------ Material for this exercise
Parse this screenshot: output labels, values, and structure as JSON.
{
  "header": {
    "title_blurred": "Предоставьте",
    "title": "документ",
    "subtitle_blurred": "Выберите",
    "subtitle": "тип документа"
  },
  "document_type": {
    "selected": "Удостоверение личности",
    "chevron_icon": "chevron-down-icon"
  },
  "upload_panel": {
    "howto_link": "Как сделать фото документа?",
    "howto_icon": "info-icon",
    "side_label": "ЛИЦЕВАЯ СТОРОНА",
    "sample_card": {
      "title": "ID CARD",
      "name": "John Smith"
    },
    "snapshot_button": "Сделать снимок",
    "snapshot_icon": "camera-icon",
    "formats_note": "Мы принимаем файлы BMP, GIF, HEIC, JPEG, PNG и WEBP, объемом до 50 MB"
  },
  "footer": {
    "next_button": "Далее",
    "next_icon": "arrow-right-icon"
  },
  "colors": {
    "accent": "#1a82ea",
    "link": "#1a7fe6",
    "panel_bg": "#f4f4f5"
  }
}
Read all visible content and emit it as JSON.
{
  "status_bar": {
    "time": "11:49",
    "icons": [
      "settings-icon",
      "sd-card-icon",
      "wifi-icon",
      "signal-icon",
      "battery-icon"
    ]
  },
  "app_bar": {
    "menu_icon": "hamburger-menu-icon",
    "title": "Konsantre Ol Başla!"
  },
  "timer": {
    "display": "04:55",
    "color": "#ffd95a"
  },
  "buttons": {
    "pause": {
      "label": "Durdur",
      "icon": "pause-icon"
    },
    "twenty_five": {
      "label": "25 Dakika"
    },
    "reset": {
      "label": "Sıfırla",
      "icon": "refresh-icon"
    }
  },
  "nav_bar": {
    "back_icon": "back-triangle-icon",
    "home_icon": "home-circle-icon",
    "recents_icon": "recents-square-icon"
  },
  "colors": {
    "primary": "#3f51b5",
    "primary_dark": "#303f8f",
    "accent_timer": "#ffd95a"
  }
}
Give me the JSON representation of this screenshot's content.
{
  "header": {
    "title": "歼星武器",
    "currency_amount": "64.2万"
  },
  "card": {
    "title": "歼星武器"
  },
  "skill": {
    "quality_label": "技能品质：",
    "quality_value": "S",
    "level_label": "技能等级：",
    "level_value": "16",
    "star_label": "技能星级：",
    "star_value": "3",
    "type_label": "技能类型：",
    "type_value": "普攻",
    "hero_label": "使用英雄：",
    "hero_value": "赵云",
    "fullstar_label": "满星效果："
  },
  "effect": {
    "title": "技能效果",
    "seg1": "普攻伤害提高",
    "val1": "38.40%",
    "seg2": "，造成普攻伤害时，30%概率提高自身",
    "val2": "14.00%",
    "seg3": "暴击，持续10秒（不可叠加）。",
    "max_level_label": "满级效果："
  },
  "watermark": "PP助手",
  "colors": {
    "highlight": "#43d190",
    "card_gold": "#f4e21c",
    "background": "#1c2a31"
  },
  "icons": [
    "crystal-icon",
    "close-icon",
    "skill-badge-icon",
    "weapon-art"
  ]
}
------------
Requirements | Extract, word for word, each line of the listing above.

Correct answer |
Parse this screenshot: output labels, values, and structure as JSON.
{
  "header": {
    "title_blurred": "Предоставьте",
    "title": "документ",
    "subtitle_blurred": "Выберите",
    "subtitle": "тип документа"
  },
  "document_type": {
    "selected": "Удостоверение личности",
    "chevron_icon": "chevron-down-icon"
  },
  "upload_panel": {
    "howto_link": "Как сделать фото документа?",
    "howto_icon": "info-icon",
    "side_label": "ЛИЦЕВАЯ СТОРОНА",
    "sample_card": {
      "title": "ID CARD",
      "name": "John Smith"
    },
    "snapshot_button": "Сделать снимок",
    "snapshot_icon": "camera-icon",
    "formats_note": "Мы принимаем файлы BMP, GIF, HEIC, JPEG, PNG и WEBP, объемом до 50 MB"
  },
  "footer": {
    "next_button": "Далее",
    "next_icon": "arrow-right-icon"
  },
  "colors": {
    "accent": "#1a82ea",
    "link": "#1a7fe6",
    "panel_bg": "#f4f4f5"
  }
}
Read all visible content and emit it as JSON.
{
  "status_bar": {
    "time": "11:49",
    "icons": [
      "settings-icon",
      "sd-card-icon",
      "wifi-icon",
      "signal-icon",
      "battery-icon"
    ]
  },
  "app_bar": {
    "menu_icon": "hamburger-menu-icon",
    "title": "Konsantre Ol Başla!"
  },
  "timer": {
    "display": "04:55",
    "color": "#ffd95a"
  },
  "buttons": {
    "pause": {
      "label": "Durdur",
      "icon": "pause-icon"
    },
    "twenty_five": {
      "label": "25 Dakika"
    },
    "reset": {
      "label": "Sıfırla",
      "icon": "refresh-icon"
    }
  },
  "nav_bar": {
    "back_icon": "back-triangle-icon",
    "home_icon": "home-circle-icon",
    "recents_icon": "recents-square-icon"
  },
  "colors": {
    "primary": "#3f51b5",
    "primary_dark": "#303f8f",
    "accent_timer": "#ffd95a"
  }
}
Give me the JSON representation of this screenshot's content.
{
  "header": {
    "title": "歼星武器",
    "currency_amount": "64.2万"
  },
  "card": {
    "title": "歼星武器"
  },
  "skill": {
    "quality_label": "技能品质：",
    "quality_value": "S",
    "level_label": "技能等级：",
    "level_value": "16",
    "star_label": "技能星级：",
    "star_value": "3",
    "type_label": "技能类型：",
    "type_value": "普攻",
    "hero_label": "使用英雄：",
    "hero_value": "赵云",
    "fullstar_label": "满星效果："
  },
  "effect": {
    "title": "技能效果",
    "seg1": "普攻伤害提高",
    "val1": "38.40%",
    "seg2": "，造成普攻伤害时，30%概率提高自身",
    "val2": "14.00%",
    "seg3": "暴击，持续10秒（不可叠加）。",
    "max_level_label": "满级效果："
  },
  "watermark": "PP助手",
  "colors": {
    "highlight": "#43d190",
    "card_gold": "#f4e21c",
    "background": "#1c2a31"
  },
  "icons": [
    "crystal-icon",
    "close-icon",
    "skill-badge-icon",
    "weapon-art"
  ]
}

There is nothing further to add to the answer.